REQUIREMENT: Repeat every record below exactly, omitting any pictures.

RECORDS SHOWN:
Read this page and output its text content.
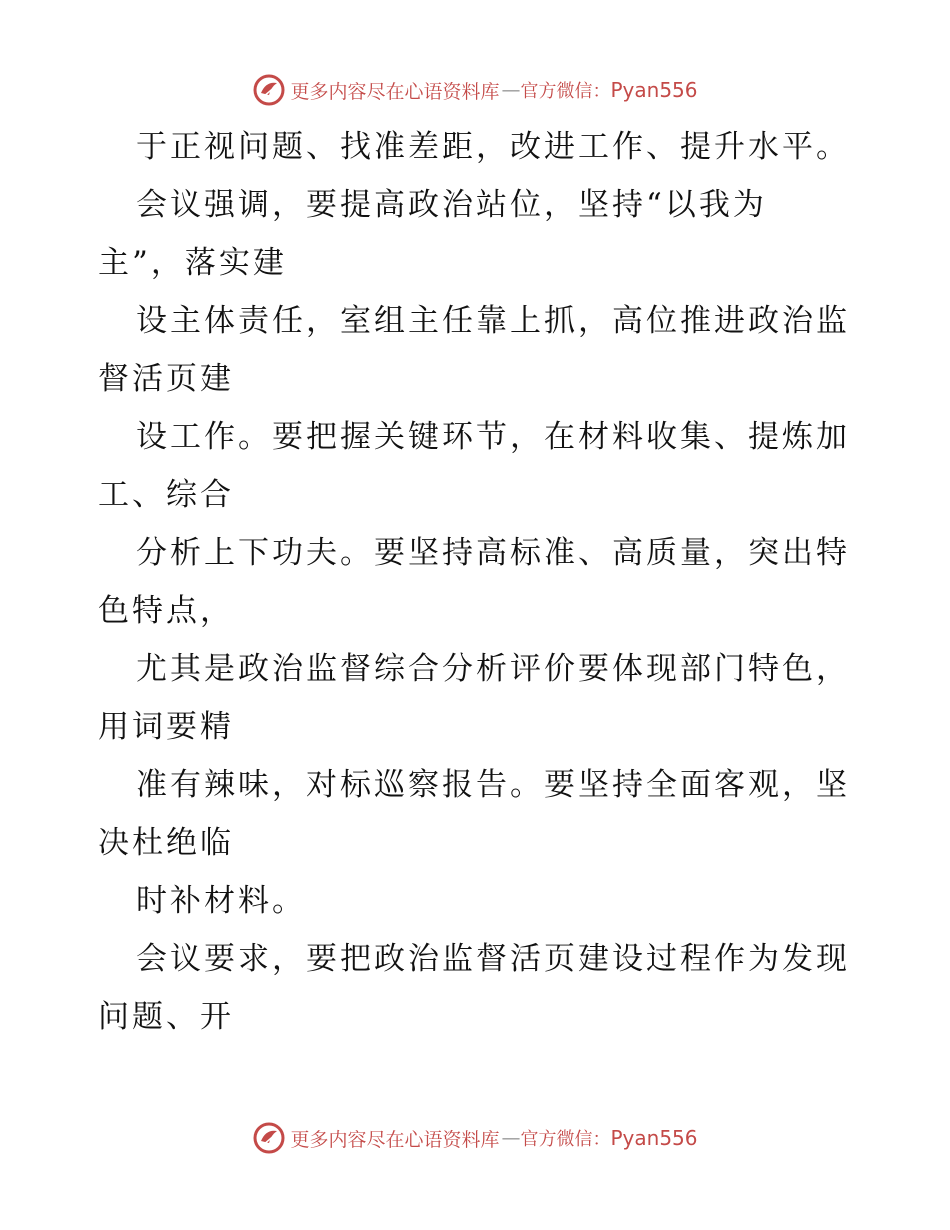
更多内容尽在心语资料库 — 官方微信： Pyan556
于正视问题、找准差距，改进工作、提升水平。
会议强调，要提高政治站位，坚持“以我为
主”，落实建
设主体责任，室组主任靠上抓，高位推进政治监
督活页建
设工作。要把握关键环节，在材料收集、提炼加
工、综合
分析上下功夫。要坚持高标准、高质量，突出特
色特点，
尤其是政治监督综合分析评价要体现部门特色，
用词要精
准有辣味，对标巡察报告。要坚持全面客观，坚
决杜绝临
时补材料。
会议要求，要把政治监督活页建设过程作为发现
问题、开
更多内容尽在心语资料库 — 官方微信： Pyan556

FINAL RESULT:
Read this page and output its text content.
更多内容尽在心语资料库 — 官方微信： Pyan556
于正视问题、找准差距，改进工作、提升水平。
会议强调，要提高政治站位，坚持“以我为
主”，落实建
设主体责任，室组主任靠上抓，高位推进政治监
督活页建
设工作。要把握关键环节，在材料收集、提炼加
工、综合
分析上下功夫。要坚持高标准、高质量，突出特
色特点，
尤其是政治监督综合分析评价要体现部门特色，
用词要精
准有辣味，对标巡察报告。要坚持全面客观，坚
决杜绝临
时补材料。
会议要求，要把政治监督活页建设过程作为发现
问题、开
更多内容尽在心语资料库 — 官方微信： Pyan556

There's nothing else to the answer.